--- Begin Data shown ---

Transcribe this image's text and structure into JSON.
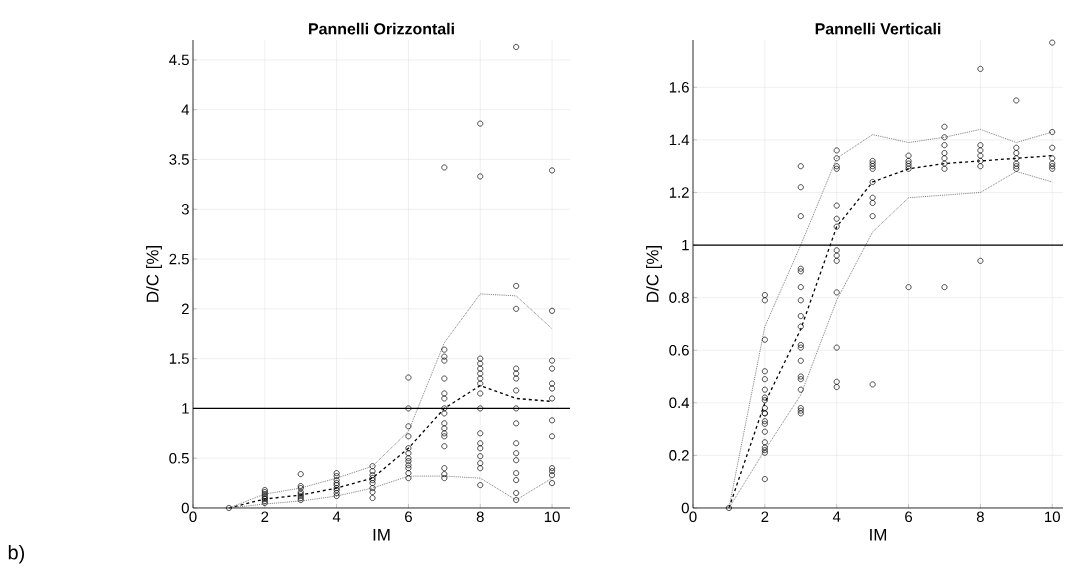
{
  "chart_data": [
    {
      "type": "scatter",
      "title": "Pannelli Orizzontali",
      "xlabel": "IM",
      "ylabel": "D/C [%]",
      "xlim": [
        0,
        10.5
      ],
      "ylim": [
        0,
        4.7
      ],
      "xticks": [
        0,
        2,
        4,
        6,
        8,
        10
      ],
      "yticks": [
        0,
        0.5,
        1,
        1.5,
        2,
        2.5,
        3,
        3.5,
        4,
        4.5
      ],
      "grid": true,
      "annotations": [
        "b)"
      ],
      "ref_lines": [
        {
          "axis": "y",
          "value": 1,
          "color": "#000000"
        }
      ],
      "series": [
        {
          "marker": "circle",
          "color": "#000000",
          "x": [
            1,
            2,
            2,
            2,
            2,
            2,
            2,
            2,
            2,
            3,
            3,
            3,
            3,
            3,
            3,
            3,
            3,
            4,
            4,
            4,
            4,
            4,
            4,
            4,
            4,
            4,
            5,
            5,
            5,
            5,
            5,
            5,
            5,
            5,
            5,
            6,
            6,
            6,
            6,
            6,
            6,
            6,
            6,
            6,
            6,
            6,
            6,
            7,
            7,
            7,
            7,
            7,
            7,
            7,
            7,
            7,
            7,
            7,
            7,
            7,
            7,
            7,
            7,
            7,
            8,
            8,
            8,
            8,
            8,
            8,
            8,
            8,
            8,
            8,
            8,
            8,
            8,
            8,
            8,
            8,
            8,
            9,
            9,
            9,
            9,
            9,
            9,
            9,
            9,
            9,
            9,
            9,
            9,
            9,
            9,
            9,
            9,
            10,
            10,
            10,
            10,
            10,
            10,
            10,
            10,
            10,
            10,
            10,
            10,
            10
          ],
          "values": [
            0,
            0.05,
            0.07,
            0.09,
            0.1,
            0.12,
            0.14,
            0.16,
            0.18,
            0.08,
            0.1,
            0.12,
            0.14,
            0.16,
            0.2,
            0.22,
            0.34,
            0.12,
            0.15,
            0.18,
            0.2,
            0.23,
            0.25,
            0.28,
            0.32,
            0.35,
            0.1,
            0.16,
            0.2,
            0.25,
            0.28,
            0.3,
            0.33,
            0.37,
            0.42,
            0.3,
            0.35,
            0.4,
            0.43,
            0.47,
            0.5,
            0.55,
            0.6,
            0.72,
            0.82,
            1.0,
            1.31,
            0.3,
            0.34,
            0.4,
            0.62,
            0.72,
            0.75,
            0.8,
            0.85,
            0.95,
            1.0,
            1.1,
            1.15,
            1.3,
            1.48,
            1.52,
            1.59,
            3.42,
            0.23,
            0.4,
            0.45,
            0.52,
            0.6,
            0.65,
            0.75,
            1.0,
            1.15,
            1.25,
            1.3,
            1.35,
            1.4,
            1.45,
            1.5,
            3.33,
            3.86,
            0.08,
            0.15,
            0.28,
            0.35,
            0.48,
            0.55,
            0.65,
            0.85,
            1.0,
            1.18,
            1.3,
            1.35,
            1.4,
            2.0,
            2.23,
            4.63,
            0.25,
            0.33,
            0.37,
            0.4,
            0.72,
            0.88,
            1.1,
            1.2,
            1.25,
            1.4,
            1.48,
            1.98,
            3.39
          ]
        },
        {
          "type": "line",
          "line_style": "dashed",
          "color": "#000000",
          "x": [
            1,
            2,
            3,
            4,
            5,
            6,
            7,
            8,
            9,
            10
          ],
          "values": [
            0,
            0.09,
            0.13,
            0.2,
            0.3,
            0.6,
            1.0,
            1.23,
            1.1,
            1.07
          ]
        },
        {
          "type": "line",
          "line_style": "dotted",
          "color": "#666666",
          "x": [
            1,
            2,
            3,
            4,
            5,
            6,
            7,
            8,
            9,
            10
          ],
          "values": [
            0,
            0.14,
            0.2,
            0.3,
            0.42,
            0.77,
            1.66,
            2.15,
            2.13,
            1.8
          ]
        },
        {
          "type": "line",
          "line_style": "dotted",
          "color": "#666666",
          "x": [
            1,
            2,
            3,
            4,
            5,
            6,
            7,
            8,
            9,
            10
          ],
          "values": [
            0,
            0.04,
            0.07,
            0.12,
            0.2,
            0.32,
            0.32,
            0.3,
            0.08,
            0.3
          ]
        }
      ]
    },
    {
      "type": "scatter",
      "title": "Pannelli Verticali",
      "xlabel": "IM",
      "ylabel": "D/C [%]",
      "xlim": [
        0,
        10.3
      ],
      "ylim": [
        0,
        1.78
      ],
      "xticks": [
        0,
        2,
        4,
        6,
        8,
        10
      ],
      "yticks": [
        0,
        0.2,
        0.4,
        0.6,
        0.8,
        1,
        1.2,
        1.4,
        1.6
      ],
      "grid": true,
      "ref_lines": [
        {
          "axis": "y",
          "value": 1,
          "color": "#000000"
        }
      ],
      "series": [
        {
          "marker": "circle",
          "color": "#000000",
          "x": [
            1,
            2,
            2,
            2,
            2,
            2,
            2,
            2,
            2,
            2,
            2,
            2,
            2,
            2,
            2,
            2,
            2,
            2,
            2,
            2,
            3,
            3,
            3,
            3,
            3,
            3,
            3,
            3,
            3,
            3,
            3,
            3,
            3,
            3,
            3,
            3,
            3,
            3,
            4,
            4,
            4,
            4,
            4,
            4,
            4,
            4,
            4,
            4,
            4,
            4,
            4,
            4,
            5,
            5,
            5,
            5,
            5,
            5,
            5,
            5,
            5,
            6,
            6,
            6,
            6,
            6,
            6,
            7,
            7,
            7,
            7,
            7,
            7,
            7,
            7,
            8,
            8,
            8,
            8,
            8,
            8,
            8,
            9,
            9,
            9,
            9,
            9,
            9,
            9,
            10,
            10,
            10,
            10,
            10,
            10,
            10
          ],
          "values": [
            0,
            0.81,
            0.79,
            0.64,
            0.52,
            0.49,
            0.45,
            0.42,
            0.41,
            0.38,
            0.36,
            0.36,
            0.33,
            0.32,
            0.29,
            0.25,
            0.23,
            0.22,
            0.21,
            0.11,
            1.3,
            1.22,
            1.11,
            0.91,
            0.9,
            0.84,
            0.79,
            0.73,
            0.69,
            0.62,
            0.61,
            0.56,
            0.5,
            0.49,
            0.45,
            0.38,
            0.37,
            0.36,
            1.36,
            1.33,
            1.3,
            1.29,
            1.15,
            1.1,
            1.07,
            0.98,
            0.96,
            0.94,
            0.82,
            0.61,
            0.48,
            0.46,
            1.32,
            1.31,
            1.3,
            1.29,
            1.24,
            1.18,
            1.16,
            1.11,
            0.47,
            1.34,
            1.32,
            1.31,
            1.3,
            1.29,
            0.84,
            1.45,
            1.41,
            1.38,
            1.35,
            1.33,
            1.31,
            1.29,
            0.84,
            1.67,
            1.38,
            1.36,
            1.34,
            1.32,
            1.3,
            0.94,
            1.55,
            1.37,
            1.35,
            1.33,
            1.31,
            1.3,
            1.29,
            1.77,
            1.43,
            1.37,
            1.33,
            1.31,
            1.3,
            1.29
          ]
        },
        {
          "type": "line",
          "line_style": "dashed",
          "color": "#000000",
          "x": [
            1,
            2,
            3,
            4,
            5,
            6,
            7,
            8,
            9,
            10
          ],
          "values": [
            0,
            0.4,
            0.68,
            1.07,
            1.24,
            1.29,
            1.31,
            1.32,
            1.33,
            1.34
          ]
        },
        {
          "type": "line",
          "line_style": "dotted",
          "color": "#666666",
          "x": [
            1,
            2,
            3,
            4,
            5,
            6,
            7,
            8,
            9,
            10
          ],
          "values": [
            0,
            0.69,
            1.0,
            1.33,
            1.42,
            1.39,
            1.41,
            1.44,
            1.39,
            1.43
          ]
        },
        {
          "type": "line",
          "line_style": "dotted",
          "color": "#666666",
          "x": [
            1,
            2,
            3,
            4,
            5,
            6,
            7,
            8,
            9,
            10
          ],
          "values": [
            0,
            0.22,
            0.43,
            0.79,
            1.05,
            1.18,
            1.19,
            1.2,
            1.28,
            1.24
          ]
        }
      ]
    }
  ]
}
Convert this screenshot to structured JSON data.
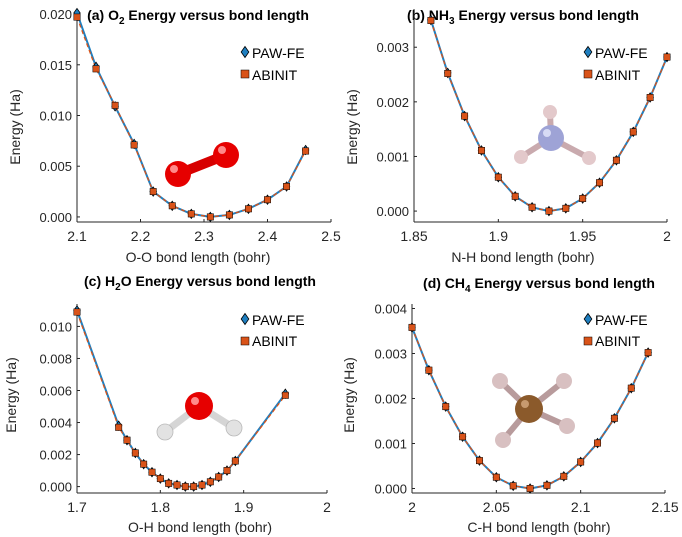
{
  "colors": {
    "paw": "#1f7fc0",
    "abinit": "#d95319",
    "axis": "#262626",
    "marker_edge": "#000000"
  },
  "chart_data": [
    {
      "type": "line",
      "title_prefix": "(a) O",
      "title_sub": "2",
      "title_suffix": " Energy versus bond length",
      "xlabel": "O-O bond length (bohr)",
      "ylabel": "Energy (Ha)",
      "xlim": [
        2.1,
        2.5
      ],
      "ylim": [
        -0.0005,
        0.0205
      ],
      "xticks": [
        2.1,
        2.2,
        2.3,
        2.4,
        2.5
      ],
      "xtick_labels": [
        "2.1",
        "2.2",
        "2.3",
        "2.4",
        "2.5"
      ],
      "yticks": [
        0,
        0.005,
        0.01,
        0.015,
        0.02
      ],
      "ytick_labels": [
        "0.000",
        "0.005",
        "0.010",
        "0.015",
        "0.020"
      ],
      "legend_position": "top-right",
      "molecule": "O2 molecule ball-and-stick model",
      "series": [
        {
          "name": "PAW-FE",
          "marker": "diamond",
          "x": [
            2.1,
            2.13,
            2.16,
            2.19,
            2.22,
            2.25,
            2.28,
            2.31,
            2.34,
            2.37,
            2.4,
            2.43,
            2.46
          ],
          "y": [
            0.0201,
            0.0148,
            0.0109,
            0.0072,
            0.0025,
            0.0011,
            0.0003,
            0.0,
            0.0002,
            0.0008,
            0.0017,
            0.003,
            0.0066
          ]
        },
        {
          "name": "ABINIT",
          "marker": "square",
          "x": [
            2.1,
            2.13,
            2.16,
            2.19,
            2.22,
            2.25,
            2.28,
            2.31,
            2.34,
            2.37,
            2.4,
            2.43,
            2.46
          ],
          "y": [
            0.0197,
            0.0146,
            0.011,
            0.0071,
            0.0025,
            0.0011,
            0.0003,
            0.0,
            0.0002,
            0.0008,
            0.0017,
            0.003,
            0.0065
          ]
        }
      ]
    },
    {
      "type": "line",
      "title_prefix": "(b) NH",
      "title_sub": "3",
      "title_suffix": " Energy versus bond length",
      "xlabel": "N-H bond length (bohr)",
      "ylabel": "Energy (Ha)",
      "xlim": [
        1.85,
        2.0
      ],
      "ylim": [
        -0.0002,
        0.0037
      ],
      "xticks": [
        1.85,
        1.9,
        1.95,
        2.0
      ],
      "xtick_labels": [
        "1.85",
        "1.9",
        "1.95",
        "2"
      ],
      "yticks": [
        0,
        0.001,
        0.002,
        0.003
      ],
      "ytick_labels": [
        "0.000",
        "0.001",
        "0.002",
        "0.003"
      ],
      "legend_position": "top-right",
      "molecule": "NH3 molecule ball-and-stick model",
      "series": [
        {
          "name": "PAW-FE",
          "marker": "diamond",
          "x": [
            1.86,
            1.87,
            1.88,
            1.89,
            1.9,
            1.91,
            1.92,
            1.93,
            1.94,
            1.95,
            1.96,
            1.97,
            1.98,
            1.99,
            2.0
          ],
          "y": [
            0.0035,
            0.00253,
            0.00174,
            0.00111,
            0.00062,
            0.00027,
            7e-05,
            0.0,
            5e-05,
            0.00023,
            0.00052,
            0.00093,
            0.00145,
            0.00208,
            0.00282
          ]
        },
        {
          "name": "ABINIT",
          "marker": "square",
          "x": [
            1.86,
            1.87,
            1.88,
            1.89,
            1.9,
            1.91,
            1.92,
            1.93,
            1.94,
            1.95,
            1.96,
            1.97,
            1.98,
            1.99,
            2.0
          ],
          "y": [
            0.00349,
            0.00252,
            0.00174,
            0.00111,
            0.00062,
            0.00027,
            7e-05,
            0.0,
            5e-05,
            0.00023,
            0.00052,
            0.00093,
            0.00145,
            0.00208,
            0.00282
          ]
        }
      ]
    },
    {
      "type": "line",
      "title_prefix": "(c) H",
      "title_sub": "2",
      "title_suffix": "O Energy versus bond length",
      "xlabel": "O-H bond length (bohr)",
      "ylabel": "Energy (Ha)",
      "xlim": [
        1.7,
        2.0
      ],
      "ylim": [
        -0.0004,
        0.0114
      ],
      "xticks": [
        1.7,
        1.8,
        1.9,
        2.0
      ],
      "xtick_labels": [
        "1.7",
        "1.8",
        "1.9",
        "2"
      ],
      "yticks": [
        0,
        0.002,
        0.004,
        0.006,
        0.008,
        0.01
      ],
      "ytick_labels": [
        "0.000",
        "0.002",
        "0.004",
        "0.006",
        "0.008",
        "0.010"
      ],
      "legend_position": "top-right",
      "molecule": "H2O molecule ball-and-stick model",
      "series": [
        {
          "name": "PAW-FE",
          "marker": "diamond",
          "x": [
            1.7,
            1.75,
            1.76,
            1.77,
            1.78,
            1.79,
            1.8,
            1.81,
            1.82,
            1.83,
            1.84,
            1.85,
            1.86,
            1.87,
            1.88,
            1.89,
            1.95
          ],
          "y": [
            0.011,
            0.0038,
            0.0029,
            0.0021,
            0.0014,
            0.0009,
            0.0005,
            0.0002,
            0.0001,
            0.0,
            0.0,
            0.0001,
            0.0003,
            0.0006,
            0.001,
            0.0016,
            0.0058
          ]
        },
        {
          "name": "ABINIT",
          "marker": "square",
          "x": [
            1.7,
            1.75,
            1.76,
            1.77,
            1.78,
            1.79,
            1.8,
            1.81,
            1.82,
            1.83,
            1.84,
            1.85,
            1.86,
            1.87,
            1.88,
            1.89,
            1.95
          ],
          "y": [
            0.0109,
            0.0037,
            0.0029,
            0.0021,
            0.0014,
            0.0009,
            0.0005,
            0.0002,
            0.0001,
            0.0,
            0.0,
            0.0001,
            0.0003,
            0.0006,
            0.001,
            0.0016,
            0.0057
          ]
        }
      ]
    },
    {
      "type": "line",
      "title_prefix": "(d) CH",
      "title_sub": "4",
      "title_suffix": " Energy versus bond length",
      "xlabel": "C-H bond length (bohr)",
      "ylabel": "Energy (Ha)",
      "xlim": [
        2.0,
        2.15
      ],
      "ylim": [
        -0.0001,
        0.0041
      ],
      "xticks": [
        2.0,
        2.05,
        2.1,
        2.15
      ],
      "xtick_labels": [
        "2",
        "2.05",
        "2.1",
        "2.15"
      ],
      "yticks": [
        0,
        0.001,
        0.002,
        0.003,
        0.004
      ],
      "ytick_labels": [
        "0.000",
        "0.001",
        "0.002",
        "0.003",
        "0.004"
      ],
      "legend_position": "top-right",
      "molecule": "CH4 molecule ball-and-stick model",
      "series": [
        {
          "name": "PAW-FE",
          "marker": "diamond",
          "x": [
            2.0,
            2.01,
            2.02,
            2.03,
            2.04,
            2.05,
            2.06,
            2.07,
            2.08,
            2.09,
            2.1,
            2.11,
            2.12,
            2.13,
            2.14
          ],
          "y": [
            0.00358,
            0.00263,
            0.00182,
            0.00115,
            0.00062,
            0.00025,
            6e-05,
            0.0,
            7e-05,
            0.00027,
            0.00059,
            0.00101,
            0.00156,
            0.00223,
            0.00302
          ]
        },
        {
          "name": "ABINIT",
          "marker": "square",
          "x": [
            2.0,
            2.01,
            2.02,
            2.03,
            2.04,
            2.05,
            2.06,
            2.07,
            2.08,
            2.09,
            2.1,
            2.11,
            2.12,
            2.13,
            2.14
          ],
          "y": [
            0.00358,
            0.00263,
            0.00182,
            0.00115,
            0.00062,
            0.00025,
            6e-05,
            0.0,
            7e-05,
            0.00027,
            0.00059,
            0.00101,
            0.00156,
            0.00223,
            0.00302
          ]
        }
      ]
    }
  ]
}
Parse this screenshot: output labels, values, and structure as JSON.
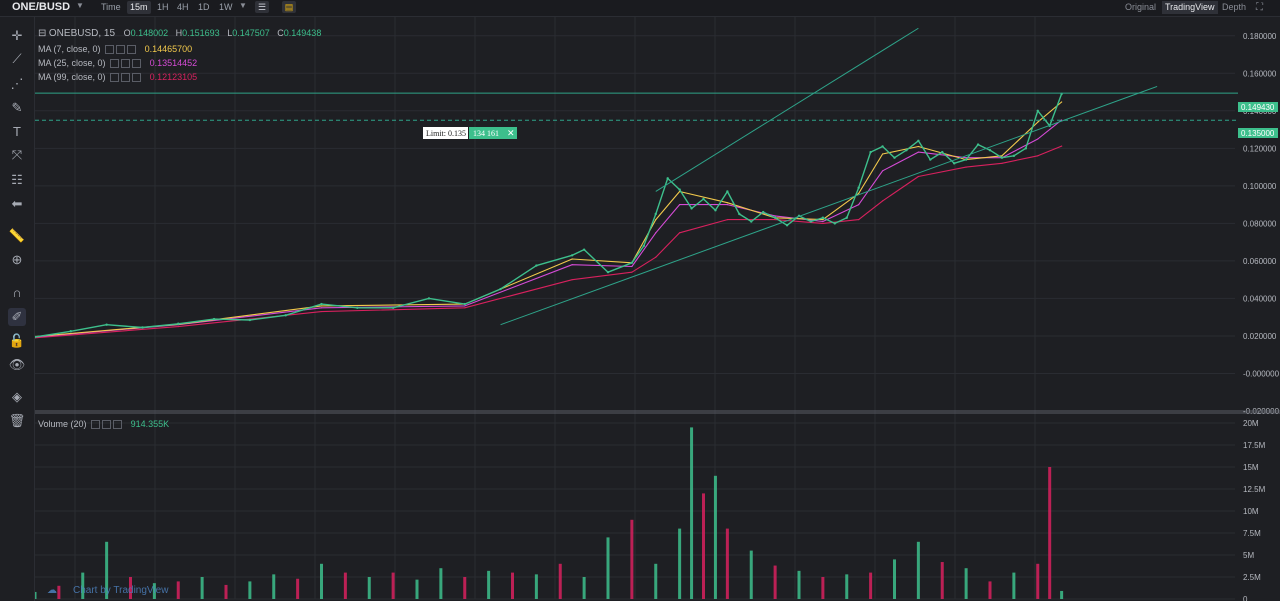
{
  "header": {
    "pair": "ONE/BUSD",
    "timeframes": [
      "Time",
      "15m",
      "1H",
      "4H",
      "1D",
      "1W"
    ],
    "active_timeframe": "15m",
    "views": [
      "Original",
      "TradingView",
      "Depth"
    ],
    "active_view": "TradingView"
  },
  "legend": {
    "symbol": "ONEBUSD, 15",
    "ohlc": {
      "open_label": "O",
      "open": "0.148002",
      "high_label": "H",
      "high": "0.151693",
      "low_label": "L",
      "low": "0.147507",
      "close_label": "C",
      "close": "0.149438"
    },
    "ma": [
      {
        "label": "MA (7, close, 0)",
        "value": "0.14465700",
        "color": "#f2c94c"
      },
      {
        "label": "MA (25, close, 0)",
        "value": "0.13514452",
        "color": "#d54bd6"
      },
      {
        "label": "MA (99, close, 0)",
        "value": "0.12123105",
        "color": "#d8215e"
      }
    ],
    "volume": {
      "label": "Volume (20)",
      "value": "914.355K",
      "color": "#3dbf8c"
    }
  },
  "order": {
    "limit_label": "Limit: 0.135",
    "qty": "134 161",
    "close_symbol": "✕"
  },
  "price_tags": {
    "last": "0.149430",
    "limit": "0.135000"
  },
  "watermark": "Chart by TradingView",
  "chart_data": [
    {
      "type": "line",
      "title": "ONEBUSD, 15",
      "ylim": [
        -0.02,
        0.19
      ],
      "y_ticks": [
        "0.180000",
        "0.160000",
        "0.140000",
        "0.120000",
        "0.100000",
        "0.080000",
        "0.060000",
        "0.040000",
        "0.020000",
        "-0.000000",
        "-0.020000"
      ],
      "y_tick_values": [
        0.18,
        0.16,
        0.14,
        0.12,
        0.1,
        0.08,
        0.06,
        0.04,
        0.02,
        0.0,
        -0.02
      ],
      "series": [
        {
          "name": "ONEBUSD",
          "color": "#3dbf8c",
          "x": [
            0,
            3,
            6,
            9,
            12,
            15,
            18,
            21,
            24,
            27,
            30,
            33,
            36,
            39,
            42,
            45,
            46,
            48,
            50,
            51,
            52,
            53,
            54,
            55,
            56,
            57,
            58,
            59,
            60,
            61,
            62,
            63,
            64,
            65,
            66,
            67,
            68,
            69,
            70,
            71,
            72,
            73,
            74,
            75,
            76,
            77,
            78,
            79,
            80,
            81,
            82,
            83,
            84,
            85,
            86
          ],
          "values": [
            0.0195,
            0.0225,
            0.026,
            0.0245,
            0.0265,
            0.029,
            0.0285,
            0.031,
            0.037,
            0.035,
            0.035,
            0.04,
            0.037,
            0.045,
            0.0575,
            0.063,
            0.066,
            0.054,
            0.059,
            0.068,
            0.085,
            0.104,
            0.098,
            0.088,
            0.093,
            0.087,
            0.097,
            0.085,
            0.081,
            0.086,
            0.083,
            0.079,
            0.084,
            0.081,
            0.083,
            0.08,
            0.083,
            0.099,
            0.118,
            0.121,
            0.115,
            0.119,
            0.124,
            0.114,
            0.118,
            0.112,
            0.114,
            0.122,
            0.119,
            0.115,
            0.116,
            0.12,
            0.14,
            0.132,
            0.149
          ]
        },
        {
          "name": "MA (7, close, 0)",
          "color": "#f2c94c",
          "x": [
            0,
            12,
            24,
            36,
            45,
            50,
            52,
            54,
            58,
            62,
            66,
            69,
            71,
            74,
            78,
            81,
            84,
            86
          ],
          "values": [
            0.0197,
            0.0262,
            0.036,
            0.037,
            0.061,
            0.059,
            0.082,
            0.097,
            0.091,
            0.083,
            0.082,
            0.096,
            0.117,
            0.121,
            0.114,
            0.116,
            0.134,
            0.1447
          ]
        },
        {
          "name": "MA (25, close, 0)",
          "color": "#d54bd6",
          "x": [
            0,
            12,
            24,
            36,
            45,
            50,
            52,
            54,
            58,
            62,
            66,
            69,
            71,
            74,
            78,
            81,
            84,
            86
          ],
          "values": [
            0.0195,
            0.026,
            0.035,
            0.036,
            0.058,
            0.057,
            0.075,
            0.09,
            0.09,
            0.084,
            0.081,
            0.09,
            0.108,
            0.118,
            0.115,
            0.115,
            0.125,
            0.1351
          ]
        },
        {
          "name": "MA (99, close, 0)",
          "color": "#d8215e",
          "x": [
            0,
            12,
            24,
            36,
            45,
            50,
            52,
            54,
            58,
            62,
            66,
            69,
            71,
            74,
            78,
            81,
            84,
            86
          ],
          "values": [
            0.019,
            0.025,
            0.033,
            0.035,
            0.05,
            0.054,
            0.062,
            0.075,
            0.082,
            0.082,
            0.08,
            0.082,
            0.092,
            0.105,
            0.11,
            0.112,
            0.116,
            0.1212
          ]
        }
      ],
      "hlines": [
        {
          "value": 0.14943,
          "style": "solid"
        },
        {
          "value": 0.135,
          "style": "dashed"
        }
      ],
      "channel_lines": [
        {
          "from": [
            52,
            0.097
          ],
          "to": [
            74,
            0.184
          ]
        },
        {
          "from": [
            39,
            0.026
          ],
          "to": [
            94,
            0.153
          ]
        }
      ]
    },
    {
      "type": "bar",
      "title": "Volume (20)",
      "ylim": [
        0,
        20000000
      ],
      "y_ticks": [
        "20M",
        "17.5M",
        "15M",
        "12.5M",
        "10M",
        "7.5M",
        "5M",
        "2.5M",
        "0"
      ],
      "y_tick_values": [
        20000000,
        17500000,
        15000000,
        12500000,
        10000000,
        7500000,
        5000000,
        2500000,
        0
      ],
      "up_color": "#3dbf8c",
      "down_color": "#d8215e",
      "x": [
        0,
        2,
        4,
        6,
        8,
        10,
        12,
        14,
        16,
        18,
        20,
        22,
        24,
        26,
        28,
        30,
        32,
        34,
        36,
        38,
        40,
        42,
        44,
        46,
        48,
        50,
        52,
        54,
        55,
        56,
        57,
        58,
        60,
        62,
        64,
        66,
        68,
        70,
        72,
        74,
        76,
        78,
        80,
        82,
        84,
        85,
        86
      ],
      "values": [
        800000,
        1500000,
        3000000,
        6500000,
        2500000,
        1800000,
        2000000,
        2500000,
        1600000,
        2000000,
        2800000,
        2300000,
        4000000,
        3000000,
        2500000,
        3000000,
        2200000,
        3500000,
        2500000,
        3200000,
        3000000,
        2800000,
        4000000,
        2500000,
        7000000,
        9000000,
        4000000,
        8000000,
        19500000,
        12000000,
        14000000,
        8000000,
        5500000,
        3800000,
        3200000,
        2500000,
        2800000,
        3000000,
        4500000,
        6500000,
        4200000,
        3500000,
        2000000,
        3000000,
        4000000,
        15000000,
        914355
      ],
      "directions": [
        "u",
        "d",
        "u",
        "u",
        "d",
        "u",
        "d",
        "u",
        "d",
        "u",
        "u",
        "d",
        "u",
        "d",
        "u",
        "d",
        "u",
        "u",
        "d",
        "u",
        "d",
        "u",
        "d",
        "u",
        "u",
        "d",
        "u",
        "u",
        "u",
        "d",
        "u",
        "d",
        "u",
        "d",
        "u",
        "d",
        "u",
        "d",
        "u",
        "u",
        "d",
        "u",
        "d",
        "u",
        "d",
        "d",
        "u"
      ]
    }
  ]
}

--- End Data shown ---

## Problem
Filter the records, keeping only lines that contain "TradingView", and show those lines.

## Exercise answer
      "TradingView",
    "active_view": "TradingView"
  "watermark": "Chart by TradingView",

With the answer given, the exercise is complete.